### ASSIGNMENT
Pull every line with "patients" from the data below and copy it.

### SOURCE MATERIAL
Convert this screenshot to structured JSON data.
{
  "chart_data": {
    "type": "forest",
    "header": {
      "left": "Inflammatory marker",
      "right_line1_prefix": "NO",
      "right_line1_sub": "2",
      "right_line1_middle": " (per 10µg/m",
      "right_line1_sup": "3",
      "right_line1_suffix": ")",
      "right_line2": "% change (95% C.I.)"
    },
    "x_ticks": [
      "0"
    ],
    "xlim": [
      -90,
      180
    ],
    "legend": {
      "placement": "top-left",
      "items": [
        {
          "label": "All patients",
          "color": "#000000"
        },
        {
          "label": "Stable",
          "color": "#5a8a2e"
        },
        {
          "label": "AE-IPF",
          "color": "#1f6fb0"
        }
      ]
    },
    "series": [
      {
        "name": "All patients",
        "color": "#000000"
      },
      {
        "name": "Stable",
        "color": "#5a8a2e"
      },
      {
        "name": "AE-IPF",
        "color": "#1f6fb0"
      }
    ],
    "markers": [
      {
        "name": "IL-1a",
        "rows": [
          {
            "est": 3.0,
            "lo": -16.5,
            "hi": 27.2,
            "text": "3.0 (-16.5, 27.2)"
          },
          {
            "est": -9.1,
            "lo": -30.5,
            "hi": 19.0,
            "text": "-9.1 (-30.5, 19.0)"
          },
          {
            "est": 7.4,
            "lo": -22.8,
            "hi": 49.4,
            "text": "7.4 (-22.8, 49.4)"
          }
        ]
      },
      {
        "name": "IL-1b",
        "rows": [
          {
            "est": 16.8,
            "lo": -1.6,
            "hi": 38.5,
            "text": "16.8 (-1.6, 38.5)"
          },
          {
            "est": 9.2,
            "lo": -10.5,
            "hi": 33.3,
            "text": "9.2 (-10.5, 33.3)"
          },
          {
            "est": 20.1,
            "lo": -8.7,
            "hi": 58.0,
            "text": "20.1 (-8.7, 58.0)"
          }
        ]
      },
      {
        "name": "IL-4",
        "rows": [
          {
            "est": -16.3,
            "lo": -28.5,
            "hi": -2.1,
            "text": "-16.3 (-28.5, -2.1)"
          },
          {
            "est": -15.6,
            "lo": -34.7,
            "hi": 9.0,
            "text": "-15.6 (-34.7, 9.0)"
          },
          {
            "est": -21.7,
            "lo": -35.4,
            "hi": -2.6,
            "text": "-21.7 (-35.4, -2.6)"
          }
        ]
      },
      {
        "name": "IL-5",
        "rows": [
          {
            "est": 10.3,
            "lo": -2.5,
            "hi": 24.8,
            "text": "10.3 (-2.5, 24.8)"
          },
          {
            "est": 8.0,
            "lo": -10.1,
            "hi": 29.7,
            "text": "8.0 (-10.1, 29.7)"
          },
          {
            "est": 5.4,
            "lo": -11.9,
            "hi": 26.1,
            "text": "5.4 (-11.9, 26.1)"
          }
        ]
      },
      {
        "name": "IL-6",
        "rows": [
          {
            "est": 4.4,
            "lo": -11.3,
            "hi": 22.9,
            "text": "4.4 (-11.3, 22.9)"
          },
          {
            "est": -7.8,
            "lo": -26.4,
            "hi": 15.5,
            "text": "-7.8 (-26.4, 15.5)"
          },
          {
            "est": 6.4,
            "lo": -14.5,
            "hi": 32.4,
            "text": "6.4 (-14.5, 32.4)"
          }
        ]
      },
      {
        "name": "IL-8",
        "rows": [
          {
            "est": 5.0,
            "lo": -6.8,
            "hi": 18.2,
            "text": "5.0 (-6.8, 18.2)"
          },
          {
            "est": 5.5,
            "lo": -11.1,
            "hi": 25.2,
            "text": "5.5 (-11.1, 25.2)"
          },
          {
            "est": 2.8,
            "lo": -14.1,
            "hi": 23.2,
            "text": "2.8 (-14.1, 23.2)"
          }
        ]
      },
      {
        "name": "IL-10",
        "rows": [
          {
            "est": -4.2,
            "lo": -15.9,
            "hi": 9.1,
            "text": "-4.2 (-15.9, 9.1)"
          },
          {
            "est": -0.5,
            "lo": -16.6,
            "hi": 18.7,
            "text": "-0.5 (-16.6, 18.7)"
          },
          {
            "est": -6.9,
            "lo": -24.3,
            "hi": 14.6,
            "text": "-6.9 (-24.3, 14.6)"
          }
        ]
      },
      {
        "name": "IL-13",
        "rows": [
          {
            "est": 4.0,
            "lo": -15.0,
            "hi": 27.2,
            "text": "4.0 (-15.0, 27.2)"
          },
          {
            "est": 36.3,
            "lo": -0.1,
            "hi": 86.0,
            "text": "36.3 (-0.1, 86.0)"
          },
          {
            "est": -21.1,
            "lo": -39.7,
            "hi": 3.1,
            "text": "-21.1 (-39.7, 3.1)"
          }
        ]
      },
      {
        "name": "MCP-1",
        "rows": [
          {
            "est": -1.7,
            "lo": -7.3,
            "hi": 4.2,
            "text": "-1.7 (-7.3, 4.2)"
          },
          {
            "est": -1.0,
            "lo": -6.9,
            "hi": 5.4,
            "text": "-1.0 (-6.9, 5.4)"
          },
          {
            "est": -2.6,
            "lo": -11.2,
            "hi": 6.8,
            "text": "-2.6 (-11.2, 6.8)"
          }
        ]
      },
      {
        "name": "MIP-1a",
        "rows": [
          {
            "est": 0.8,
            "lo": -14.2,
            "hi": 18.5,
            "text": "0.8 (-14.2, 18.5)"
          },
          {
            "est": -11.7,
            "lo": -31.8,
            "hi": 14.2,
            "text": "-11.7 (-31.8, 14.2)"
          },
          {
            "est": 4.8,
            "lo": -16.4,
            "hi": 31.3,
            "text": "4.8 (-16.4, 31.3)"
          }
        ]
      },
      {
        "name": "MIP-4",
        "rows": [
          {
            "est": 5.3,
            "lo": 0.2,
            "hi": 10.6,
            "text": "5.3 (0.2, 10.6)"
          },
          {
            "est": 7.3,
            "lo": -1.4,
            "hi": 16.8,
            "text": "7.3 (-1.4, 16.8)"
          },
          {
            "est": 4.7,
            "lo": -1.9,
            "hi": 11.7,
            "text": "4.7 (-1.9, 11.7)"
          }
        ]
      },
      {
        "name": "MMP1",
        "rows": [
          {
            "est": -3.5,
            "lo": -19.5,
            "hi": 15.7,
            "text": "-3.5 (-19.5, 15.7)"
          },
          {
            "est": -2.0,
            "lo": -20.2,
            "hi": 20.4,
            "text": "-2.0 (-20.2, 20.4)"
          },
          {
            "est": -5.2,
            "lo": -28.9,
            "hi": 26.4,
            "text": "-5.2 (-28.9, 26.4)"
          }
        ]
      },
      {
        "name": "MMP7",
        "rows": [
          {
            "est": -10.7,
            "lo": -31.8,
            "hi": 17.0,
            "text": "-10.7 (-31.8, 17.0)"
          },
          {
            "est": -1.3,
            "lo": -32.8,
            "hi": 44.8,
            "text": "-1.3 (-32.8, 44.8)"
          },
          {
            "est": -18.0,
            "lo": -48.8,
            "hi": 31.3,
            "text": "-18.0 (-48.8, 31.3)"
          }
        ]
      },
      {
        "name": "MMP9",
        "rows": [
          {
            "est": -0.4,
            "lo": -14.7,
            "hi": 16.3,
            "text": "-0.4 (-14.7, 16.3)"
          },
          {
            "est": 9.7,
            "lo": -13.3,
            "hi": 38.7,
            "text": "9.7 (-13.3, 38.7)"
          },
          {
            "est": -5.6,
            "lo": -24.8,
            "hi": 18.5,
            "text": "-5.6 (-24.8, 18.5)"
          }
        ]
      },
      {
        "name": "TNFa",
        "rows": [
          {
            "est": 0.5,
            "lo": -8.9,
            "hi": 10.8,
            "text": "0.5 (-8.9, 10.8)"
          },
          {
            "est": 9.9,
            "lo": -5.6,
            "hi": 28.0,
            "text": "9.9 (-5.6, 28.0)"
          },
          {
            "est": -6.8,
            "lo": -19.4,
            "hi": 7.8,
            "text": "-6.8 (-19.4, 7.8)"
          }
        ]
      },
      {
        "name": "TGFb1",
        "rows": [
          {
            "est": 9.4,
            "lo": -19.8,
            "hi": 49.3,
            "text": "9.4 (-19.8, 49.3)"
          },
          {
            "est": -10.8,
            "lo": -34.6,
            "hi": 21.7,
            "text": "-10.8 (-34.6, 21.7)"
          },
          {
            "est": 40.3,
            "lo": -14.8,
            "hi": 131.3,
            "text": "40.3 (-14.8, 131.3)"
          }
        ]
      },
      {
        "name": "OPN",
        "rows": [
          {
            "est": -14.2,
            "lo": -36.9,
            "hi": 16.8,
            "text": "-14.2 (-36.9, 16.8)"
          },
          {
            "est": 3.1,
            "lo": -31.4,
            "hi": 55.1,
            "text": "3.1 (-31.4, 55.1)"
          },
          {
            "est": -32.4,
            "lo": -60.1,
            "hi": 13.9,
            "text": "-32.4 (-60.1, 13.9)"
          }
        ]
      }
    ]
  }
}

### EXERCISE RESPONSE
          "label": "All patients",
        "name": "All patients",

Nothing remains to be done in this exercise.